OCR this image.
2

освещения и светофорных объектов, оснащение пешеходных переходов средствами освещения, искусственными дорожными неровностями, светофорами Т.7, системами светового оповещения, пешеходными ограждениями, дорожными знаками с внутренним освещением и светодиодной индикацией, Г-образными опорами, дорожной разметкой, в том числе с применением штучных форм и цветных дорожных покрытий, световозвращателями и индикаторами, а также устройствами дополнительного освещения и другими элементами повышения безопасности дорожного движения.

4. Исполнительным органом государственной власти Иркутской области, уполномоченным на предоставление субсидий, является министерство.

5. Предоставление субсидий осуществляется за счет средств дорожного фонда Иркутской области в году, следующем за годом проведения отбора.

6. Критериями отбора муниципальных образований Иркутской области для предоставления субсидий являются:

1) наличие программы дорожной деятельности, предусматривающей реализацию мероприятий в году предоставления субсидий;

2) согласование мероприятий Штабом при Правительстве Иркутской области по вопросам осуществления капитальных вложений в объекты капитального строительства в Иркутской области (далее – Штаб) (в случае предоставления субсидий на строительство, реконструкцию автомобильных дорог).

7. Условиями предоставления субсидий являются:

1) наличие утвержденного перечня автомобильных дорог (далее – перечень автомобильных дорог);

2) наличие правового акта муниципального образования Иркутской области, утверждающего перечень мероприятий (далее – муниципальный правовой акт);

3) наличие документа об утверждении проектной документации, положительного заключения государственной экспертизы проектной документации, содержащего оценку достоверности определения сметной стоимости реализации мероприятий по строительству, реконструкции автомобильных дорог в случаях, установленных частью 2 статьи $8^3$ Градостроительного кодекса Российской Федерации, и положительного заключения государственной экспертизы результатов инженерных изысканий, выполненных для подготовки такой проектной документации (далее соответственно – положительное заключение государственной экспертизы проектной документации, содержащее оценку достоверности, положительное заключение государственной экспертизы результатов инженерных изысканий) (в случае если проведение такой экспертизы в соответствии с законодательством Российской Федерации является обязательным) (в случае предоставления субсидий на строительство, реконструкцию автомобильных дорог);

▸ **INSTRUCTIONS FOR THE TASK**:
Copy out all of the records shown above exactly.

▸ **RESPONSE TO THIS EXERCISE**:
OCR this image.
2

освещения и светофорных объектов, оснащение пешеходных переходов средствами освещения, искусственными дорожными неровностями, светофорами Т.7, системами светового оповещения, пешеходными ограждениями, дорожными знаками с внутренним освещением и светодиодной индикацией, Г-образными опорами, дорожной разметкой, в том числе с применением штучных форм и цветных дорожных покрытий, световозвращателями и индикаторами, а также устройствами дополнительного освещения и другими элементами повышения безопасности дорожного движения.

4. Исполнительным органом государственной власти Иркутской области, уполномоченным на предоставление субсидий, является министерство.

5. Предоставление субсидий осуществляется за счет средств дорожного фонда Иркутской области в году, следующем за годом проведения отбора.

6. Критериями отбора муниципальных образований Иркутской области для предоставления субсидий являются:

1) наличие программы дорожной деятельности, предусматривающей реализацию мероприятий в году предоставления субсидий;

2) согласование мероприятий Штабом при Правительстве Иркутской области по вопросам осуществления капитальных вложений в объекты капитального строительства в Иркутской области (далее – Штаб) (в случае предоставления субсидий на строительство, реконструкцию автомобильных дорог).

7. Условиями предоставления субсидий являются:

1) наличие утвержденного перечня автомобильных дорог (далее – перечень автомобильных дорог);

2) наличие правового акта муниципального образования Иркутской области, утверждающего перечень мероприятий (далее – муниципальный правовой акт);

3) наличие документа об утверждении проектной документации, положительного заключения государственной экспертизы проектной документации, содержащего оценку достоверности определения сметной стоимости реализации мероприятий по строительству, реконструкции автомобильных дорог в случаях, установленных частью 2 статьи $8^3$ Градостроительного кодекса Российской Федерации, и положительного заключения государственной экспертизы результатов инженерных изысканий, выполненных для подготовки такой проектной документации (далее соответственно – положительное заключение государственной экспертизы проектной документации, содержащее оценку достоверности, положительное заключение государственной экспертизы результатов инженерных изысканий) (в случае если проведение такой экспертизы в соответствии с законодательством Российской Федерации является обязательным) (в случае предоставления субсидий на строительство, реконструкцию автомобильных дорог);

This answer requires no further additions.